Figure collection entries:
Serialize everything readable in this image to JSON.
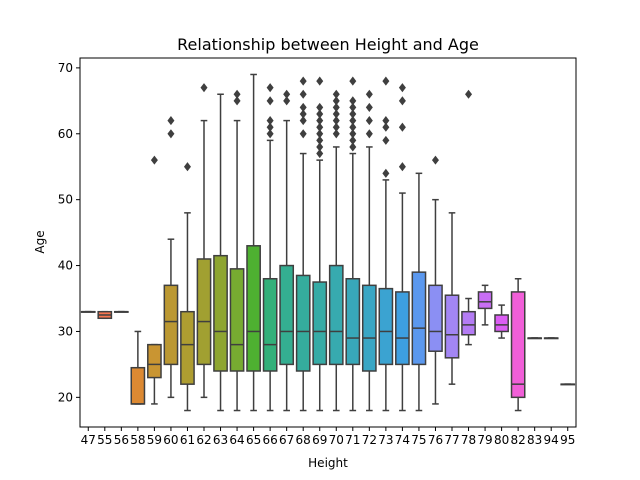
{
  "chart_data": {
    "type": "boxplot",
    "title": "Relationship between Height and Age",
    "xlabel": "Height",
    "ylabel": "Age",
    "ylim": [
      15.5,
      71.5
    ],
    "yticks": [
      20,
      30,
      40,
      50,
      60,
      70
    ],
    "grid": false,
    "legend": "none",
    "categories": [
      "47",
      "55",
      "56",
      "58",
      "59",
      "60",
      "61",
      "62",
      "63",
      "64",
      "65",
      "66",
      "67",
      "68",
      "69",
      "70",
      "71",
      "72",
      "73",
      "74",
      "75",
      "76",
      "77",
      "78",
      "79",
      "80",
      "82",
      "83",
      "94",
      "95"
    ],
    "boxes": [
      {
        "x": "47",
        "color": "#f77189",
        "min": 33,
        "q1": 33,
        "median": 33,
        "q3": 33,
        "max": 33,
        "fliers": []
      },
      {
        "x": "55",
        "color": "#f7754f",
        "min": 32,
        "q1": 32,
        "median": 32.5,
        "q3": 33,
        "max": 33,
        "fliers": []
      },
      {
        "x": "56",
        "color": "#e68a2f",
        "min": 33,
        "q1": 33,
        "median": 33,
        "q3": 33,
        "max": 33,
        "fliers": []
      },
      {
        "x": "58",
        "color": "#dc8932",
        "min": 19,
        "q1": 19,
        "median": 19,
        "q3": 24.5,
        "max": 30,
        "fliers": []
      },
      {
        "x": "59",
        "color": "#c99532",
        "min": 19,
        "q1": 23,
        "median": 25,
        "q3": 28,
        "max": 28,
        "fliers": [
          56
        ]
      },
      {
        "x": "60",
        "color": "#bb9832",
        "min": 20,
        "q1": 25,
        "median": 31.5,
        "q3": 37,
        "max": 44,
        "fliers": [
          60,
          62
        ]
      },
      {
        "x": "61",
        "color": "#ae9d31",
        "min": 18,
        "q1": 22,
        "median": 28,
        "q3": 33,
        "max": 48,
        "fliers": [
          55
        ]
      },
      {
        "x": "62",
        "color": "#a1a031",
        "min": 20,
        "q1": 25,
        "median": 31.5,
        "q3": 41,
        "max": 62,
        "fliers": [
          67
        ]
      },
      {
        "x": "63",
        "color": "#8ea531",
        "min": 18,
        "q1": 24,
        "median": 30,
        "q3": 41.5,
        "max": 66,
        "fliers": []
      },
      {
        "x": "64",
        "color": "#77ab31",
        "min": 18,
        "q1": 24,
        "median": 28,
        "q3": 39.5,
        "max": 62,
        "fliers": [
          65,
          66
        ]
      },
      {
        "x": "65",
        "color": "#4eb031",
        "min": 18,
        "q1": 24,
        "median": 30,
        "q3": 43,
        "max": 69,
        "fliers": []
      },
      {
        "x": "66",
        "color": "#33b07a",
        "min": 18,
        "q1": 24,
        "median": 28,
        "q3": 38,
        "max": 59,
        "fliers": [
          60,
          61,
          62,
          65,
          67
        ]
      },
      {
        "x": "67",
        "color": "#34ae91",
        "min": 18,
        "q1": 25,
        "median": 30,
        "q3": 40,
        "max": 62,
        "fliers": [
          65,
          66
        ]
      },
      {
        "x": "68",
        "color": "#35ac9d",
        "min": 18,
        "q1": 24,
        "median": 30,
        "q3": 38.5,
        "max": 57,
        "fliers": [
          60,
          62,
          63,
          64,
          66,
          68
        ]
      },
      {
        "x": "69",
        "color": "#36aba6",
        "min": 18,
        "q1": 25,
        "median": 30,
        "q3": 37.5,
        "max": 56,
        "fliers": [
          57,
          58,
          59,
          60,
          61,
          62,
          63,
          64,
          68
        ]
      },
      {
        "x": "70",
        "color": "#37aaaf",
        "min": 18,
        "q1": 25,
        "median": 30,
        "q3": 40,
        "max": 58,
        "fliers": [
          60,
          61,
          62,
          63,
          64,
          65,
          66
        ]
      },
      {
        "x": "71",
        "color": "#38a8b9",
        "min": 18,
        "q1": 25,
        "median": 29,
        "q3": 38,
        "max": 57,
        "fliers": [
          58,
          59,
          60,
          61,
          62,
          63,
          64,
          65,
          68
        ]
      },
      {
        "x": "72",
        "color": "#39a6c4",
        "min": 18,
        "q1": 24,
        "median": 29,
        "q3": 37,
        "max": 58,
        "fliers": [
          60,
          62,
          64,
          66
        ]
      },
      {
        "x": "73",
        "color": "#3ba3d1",
        "min": 18,
        "q1": 25,
        "median": 30,
        "q3": 36.5,
        "max": 53,
        "fliers": [
          54,
          59,
          61,
          62,
          68
        ]
      },
      {
        "x": "74",
        "color": "#3d9fe0",
        "min": 18,
        "q1": 25,
        "median": 29,
        "q3": 36,
        "max": 51,
        "fliers": [
          55,
          61,
          65,
          67
        ]
      },
      {
        "x": "75",
        "color": "#5b98ee",
        "min": 18,
        "q1": 25,
        "median": 30.5,
        "q3": 39,
        "max": 54,
        "fliers": []
      },
      {
        "x": "76",
        "color": "#8b8ff3",
        "min": 19,
        "q1": 27,
        "median": 30,
        "q3": 37,
        "max": 50,
        "fliers": [
          56
        ]
      },
      {
        "x": "77",
        "color": "#a386f4",
        "min": 22,
        "q1": 26,
        "median": 29.5,
        "q3": 35.5,
        "max": 48,
        "fliers": []
      },
      {
        "x": "78",
        "color": "#b47cf4",
        "min": 28,
        "q1": 29.5,
        "median": 31,
        "q3": 33,
        "max": 35,
        "fliers": [
          66
        ]
      },
      {
        "x": "79",
        "color": "#c86ef4",
        "min": 31,
        "q1": 33.5,
        "median": 34.5,
        "q3": 36,
        "max": 37,
        "fliers": []
      },
      {
        "x": "80",
        "color": "#dc5ef4",
        "min": 29,
        "q1": 30,
        "median": 31,
        "q3": 32.5,
        "max": 34,
        "fliers": []
      },
      {
        "x": "82",
        "color": "#f15fd8",
        "min": 18,
        "q1": 20,
        "median": 22,
        "q3": 36,
        "max": 38,
        "fliers": []
      },
      {
        "x": "83",
        "color": "#f467c3",
        "min": 29,
        "q1": 29,
        "median": 29,
        "q3": 29,
        "max": 29,
        "fliers": []
      },
      {
        "x": "94",
        "color": "#f56bb2",
        "min": 29,
        "q1": 29,
        "median": 29,
        "q3": 29,
        "max": 29,
        "fliers": []
      },
      {
        "x": "95",
        "color": "#f66fa1",
        "min": 22,
        "q1": 22,
        "median": 22,
        "q3": 22,
        "max": 22,
        "fliers": []
      }
    ]
  }
}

### Goal
Point out every line holding the string "Height" and copy it.

### Exercise output
    "title": "Relationship between Height and Age",
    "xlabel": "Height",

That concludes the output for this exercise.